▶ _WORK REQUIRED_: Starting with the line that contains "Give me a plain-text", reproduce each line through the end of the entries exactly as written.

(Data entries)
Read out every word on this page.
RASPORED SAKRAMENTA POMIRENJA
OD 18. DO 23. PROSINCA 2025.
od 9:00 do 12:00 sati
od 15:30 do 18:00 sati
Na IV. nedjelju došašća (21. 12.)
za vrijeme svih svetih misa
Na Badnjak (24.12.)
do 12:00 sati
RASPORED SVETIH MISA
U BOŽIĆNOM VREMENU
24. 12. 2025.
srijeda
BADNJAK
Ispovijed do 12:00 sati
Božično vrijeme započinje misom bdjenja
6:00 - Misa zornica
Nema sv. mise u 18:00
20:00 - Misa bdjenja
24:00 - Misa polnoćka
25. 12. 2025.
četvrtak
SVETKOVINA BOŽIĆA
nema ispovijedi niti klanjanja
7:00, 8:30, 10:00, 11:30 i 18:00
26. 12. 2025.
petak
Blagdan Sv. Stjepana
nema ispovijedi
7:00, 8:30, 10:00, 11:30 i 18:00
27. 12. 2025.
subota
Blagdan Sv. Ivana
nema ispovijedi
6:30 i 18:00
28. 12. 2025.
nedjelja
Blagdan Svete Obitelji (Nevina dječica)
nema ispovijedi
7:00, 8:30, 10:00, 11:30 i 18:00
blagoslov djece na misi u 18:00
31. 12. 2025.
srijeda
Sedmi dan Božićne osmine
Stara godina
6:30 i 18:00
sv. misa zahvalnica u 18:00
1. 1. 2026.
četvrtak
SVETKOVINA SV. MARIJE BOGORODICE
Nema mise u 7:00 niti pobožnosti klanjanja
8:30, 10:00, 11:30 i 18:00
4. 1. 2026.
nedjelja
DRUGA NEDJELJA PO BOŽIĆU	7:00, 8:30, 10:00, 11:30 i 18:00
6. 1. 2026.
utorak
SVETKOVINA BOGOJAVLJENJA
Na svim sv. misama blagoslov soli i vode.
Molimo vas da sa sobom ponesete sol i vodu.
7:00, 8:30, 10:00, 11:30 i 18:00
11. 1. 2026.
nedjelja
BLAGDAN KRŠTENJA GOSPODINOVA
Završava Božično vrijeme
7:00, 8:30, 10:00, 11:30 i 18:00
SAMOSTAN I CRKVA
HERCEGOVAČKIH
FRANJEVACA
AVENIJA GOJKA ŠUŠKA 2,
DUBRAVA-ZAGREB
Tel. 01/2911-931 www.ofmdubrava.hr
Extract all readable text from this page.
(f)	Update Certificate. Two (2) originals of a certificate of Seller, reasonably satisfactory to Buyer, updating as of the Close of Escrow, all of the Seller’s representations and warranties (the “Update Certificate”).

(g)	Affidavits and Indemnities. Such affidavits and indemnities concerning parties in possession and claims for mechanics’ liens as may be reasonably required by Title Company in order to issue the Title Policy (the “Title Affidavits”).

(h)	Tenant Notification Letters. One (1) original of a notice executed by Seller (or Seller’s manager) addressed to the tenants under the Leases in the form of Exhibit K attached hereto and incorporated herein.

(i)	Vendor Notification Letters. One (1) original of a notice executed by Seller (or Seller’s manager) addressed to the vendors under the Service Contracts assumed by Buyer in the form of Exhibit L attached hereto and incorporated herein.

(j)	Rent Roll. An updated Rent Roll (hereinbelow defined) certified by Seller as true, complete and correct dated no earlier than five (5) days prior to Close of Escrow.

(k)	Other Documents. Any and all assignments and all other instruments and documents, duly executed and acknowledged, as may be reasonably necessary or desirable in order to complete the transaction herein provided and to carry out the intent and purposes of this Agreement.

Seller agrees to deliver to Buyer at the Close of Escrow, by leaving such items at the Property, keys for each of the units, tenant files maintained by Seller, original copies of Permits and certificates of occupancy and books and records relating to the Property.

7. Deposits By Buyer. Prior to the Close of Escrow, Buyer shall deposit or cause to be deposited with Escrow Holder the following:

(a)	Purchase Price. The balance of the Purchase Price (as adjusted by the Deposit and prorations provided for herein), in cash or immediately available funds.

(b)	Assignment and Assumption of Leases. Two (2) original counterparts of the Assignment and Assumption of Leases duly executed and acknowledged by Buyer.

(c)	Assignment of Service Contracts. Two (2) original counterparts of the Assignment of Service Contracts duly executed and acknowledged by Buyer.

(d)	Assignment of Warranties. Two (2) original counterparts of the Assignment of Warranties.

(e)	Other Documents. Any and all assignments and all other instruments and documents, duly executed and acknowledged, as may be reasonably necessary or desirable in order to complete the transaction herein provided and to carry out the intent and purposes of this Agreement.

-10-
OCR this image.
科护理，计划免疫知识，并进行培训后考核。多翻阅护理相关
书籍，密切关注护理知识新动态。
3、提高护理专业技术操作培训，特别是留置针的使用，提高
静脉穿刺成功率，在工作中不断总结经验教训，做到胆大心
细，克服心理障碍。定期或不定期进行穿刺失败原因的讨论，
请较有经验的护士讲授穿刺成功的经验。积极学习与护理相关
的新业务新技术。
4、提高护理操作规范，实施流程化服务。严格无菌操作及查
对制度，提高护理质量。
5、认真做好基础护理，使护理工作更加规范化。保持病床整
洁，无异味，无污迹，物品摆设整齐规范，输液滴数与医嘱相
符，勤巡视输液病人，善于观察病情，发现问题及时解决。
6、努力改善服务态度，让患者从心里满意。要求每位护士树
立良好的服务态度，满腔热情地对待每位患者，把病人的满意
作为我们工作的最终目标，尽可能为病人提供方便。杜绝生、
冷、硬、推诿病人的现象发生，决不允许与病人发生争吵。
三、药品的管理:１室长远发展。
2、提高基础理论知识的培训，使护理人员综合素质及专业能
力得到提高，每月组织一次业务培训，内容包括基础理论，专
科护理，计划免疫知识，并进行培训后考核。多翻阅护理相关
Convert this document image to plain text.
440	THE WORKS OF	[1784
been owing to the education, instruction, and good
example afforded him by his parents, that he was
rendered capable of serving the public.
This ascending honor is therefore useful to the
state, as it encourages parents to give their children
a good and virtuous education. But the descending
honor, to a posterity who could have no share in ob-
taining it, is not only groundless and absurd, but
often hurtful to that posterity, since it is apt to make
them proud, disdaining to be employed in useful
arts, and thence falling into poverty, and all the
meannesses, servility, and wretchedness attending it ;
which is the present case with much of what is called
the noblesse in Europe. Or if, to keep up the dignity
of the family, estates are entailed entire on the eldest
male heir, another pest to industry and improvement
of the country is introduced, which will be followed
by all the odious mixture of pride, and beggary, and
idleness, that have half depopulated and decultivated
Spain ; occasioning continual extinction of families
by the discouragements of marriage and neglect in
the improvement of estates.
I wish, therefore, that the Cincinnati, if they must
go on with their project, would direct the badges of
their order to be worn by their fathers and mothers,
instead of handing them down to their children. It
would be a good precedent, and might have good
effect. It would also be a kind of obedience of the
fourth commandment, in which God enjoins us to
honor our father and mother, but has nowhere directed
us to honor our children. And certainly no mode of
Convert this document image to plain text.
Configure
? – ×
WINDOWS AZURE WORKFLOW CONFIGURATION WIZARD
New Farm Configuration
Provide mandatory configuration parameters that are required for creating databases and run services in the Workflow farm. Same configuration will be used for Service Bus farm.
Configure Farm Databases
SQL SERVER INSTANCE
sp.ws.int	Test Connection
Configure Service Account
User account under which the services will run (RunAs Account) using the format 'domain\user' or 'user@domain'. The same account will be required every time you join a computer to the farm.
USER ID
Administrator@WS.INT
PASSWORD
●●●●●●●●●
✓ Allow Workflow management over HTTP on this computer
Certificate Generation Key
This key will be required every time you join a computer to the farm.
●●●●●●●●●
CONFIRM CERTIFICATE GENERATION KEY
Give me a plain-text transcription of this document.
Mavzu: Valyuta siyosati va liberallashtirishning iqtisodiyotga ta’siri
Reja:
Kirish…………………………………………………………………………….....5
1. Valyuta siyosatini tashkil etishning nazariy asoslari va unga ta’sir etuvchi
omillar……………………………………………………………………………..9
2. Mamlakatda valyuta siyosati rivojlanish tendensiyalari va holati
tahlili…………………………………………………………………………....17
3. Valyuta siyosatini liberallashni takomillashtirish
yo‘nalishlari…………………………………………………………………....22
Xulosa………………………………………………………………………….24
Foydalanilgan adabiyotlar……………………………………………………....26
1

▶ _PROBLEM SOLUTION_:
Give me a plain-text transcription of this document.
Mavzu: Valyuta siyosati va liberallashtirishning iqtisodiyotga ta’siri
Reja:
Kirish…………………………………………………………………………….....5
1. Valyuta siyosatini tashkil etishning nazariy asoslari va unga ta’sir etuvchi
omillar……………………………………………………………………………..9
2. Mamlakatda valyuta siyosati rivojlanish tendensiyalari va holati
tahlili…………………………………………………………………………....17
3. Valyuta siyosatini liberallashni takomillashtirish
yo‘nalishlari…………………………………………………………………....22
Xulosa………………………………………………………………………….24
Foydalanilgan adabiyotlar……………………………………………………....26
1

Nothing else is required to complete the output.